Records from a data source
****

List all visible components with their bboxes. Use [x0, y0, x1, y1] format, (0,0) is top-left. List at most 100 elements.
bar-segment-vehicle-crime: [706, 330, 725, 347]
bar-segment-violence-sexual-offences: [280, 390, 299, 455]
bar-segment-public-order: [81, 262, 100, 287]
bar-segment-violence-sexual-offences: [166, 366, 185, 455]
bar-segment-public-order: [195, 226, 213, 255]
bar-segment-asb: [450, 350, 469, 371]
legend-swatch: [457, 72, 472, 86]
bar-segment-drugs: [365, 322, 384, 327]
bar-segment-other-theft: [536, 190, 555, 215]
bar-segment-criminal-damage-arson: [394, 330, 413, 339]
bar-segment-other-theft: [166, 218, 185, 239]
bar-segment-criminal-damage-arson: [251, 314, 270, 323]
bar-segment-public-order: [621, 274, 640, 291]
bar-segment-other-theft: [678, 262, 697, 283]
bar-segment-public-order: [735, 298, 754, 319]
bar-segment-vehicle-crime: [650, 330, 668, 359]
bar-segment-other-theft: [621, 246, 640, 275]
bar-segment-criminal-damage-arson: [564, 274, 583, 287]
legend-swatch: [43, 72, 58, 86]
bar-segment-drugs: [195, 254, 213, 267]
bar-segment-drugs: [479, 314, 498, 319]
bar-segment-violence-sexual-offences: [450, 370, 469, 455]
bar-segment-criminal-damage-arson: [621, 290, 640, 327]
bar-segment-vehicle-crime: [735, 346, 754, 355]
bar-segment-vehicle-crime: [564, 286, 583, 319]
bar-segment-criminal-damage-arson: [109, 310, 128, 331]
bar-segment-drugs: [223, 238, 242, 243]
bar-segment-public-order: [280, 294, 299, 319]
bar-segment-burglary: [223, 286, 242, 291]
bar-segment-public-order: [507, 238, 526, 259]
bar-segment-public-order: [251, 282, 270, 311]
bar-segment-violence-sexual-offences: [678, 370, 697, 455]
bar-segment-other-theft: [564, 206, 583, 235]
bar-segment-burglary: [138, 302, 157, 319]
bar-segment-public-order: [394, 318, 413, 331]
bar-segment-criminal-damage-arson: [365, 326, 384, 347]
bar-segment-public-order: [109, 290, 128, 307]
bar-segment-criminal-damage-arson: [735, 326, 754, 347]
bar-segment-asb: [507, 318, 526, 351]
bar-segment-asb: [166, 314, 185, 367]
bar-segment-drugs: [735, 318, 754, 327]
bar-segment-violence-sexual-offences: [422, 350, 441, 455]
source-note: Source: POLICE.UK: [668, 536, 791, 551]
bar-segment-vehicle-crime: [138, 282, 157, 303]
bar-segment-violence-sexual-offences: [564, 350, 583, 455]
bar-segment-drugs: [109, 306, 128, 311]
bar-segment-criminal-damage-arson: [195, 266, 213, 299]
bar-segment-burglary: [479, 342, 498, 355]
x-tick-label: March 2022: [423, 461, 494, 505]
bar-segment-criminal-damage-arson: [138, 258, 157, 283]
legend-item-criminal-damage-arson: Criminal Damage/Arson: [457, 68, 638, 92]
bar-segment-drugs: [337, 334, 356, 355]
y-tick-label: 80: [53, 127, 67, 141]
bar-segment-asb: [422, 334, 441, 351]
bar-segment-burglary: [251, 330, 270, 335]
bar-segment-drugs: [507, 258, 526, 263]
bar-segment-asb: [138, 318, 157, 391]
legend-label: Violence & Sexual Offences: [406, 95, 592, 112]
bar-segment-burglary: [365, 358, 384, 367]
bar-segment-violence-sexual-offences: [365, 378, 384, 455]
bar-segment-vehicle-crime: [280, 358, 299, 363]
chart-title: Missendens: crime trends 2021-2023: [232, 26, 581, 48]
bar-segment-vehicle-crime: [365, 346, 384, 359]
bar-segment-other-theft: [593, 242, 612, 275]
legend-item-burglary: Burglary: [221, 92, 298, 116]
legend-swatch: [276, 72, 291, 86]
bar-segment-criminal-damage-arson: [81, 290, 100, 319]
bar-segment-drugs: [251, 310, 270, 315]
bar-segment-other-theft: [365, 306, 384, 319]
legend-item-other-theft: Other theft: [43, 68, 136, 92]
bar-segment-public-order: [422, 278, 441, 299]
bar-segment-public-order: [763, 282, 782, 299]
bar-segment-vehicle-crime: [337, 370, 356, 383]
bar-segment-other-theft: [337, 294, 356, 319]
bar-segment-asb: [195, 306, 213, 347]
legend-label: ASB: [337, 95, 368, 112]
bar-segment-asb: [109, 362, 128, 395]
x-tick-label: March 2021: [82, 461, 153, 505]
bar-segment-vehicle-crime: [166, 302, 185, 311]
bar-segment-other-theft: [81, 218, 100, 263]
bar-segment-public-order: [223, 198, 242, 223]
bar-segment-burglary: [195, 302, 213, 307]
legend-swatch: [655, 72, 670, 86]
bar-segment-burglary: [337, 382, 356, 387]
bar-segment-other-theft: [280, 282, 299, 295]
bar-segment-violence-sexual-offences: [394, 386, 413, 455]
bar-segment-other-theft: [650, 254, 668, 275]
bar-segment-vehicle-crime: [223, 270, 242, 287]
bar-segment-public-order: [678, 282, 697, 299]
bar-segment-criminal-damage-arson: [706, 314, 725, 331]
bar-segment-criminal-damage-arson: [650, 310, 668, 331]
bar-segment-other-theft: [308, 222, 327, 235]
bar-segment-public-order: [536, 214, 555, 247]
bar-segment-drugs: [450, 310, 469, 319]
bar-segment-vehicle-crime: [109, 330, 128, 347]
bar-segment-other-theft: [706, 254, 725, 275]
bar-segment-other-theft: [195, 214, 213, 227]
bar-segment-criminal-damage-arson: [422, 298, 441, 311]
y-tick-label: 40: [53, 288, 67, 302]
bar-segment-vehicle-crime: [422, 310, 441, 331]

****

* Work to complete
Copy the rows above, substituting "legend-marker" for every occurrence of "legend-swatch" and leaving everything else the same.

* Correct result
List all visible components with their bboxes. Use [x0, y0, x1, y1] format, (0,0) is top-left. List at most 100 elements.
bar-segment-vehicle-crime: [706, 330, 725, 347]
bar-segment-violence-sexual-offences: [280, 390, 299, 455]
bar-segment-public-order: [81, 262, 100, 287]
bar-segment-violence-sexual-offences: [166, 366, 185, 455]
bar-segment-public-order: [195, 226, 213, 255]
bar-segment-asb: [450, 350, 469, 371]
legend-marker: [457, 72, 472, 86]
bar-segment-drugs: [365, 322, 384, 327]
bar-segment-other-theft: [536, 190, 555, 215]
bar-segment-criminal-damage-arson: [394, 330, 413, 339]
bar-segment-other-theft: [166, 218, 185, 239]
bar-segment-criminal-damage-arson: [251, 314, 270, 323]
bar-segment-public-order: [621, 274, 640, 291]
bar-segment-other-theft: [678, 262, 697, 283]
bar-segment-public-order: [735, 298, 754, 319]
bar-segment-vehicle-crime: [650, 330, 668, 359]
bar-segment-other-theft: [621, 246, 640, 275]
bar-segment-criminal-damage-arson: [564, 274, 583, 287]
legend-marker: [43, 72, 58, 86]
bar-segment-drugs: [195, 254, 213, 267]
bar-segment-drugs: [479, 314, 498, 319]
bar-segment-violence-sexual-offences: [450, 370, 469, 455]
bar-segment-criminal-damage-arson: [621, 290, 640, 327]
bar-segment-vehicle-crime: [735, 346, 754, 355]
bar-segment-vehicle-crime: [564, 286, 583, 319]
bar-segment-criminal-damage-arson: [109, 310, 128, 331]
bar-segment-drugs: [223, 238, 242, 243]
bar-segment-public-order: [280, 294, 299, 319]
bar-segment-burglary: [223, 286, 242, 291]
bar-segment-public-order: [507, 238, 526, 259]
bar-segment-public-order: [251, 282, 270, 311]
bar-segment-violence-sexual-offences: [678, 370, 697, 455]
bar-segment-other-theft: [564, 206, 583, 235]
bar-segment-burglary: [138, 302, 157, 319]
bar-segment-public-order: [394, 318, 413, 331]
bar-segment-criminal-damage-arson: [365, 326, 384, 347]
bar-segment-public-order: [109, 290, 128, 307]
bar-segment-criminal-damage-arson: [735, 326, 754, 347]
bar-segment-asb: [507, 318, 526, 351]
bar-segment-asb: [166, 314, 185, 367]
bar-segment-drugs: [735, 318, 754, 327]
bar-segment-violence-sexual-offences: [422, 350, 441, 455]
source-note: Source: POLICE.UK: [668, 536, 791, 551]
bar-segment-vehicle-crime: [138, 282, 157, 303]
bar-segment-violence-sexual-offences: [564, 350, 583, 455]
bar-segment-drugs: [109, 306, 128, 311]
bar-segment-criminal-damage-arson: [195, 266, 213, 299]
bar-segment-burglary: [479, 342, 498, 355]
x-tick-label: March 2022: [423, 461, 494, 505]
bar-segment-criminal-damage-arson: [138, 258, 157, 283]
legend-item-criminal-damage-arson: Criminal Damage/Arson: [457, 68, 638, 92]
bar-segment-drugs: [337, 334, 356, 355]
y-tick-label: 80: [53, 127, 67, 141]
bar-segment-asb: [422, 334, 441, 351]
bar-segment-burglary: [251, 330, 270, 335]
bar-segment-drugs: [507, 258, 526, 263]
bar-segment-asb: [138, 318, 157, 391]
legend-label: Violence & Sexual Offences: [406, 95, 592, 112]
bar-segment-burglary: [365, 358, 384, 367]
bar-segment-violence-sexual-offences: [365, 378, 384, 455]
bar-segment-vehicle-crime: [280, 358, 299, 363]
chart-title: Missendens: crime trends 2021-2023: [232, 26, 581, 48]
bar-segment-vehicle-crime: [365, 346, 384, 359]
bar-segment-other-theft: [593, 242, 612, 275]
legend-item-burglary: Burglary: [221, 92, 298, 116]
legend-marker: [276, 72, 291, 86]
bar-segment-criminal-damage-arson: [81, 290, 100, 319]
bar-segment-drugs: [251, 310, 270, 315]
bar-segment-other-theft: [365, 306, 384, 319]
legend-item-other-theft: Other theft: [43, 68, 136, 92]
bar-segment-public-order: [422, 278, 441, 299]
bar-segment-public-order: [763, 282, 782, 299]
bar-segment-vehicle-crime: [337, 370, 356, 383]
bar-segment-other-theft: [337, 294, 356, 319]
bar-segment-asb: [195, 306, 213, 347]
legend-label: ASB: [337, 95, 368, 112]
bar-segment-asb: [109, 362, 128, 395]
x-tick-label: March 2021: [82, 461, 153, 505]
bar-segment-vehicle-crime: [166, 302, 185, 311]
bar-segment-other-theft: [81, 218, 100, 263]
bar-segment-public-order: [223, 198, 242, 223]
bar-segment-burglary: [195, 302, 213, 307]
legend-marker: [655, 72, 670, 86]
bar-segment-burglary: [337, 382, 356, 387]
bar-segment-other-theft: [280, 282, 299, 295]
bar-segment-violence-sexual-offences: [394, 386, 413, 455]
bar-segment-other-theft: [650, 254, 668, 275]
bar-segment-vehicle-crime: [223, 270, 242, 287]
bar-segment-public-order: [678, 282, 697, 299]
bar-segment-criminal-damage-arson: [706, 314, 725, 331]
bar-segment-criminal-damage-arson: [650, 310, 668, 331]
bar-segment-other-theft: [308, 222, 327, 235]
bar-segment-public-order: [536, 214, 555, 247]
bar-segment-drugs: [450, 310, 469, 319]
bar-segment-vehicle-crime: [109, 330, 128, 347]
bar-segment-other-theft: [706, 254, 725, 275]
bar-segment-other-theft: [195, 214, 213, 227]
bar-segment-criminal-damage-arson: [422, 298, 441, 311]
y-tick-label: 40: [53, 288, 67, 302]
bar-segment-vehicle-crime: [422, 310, 441, 331]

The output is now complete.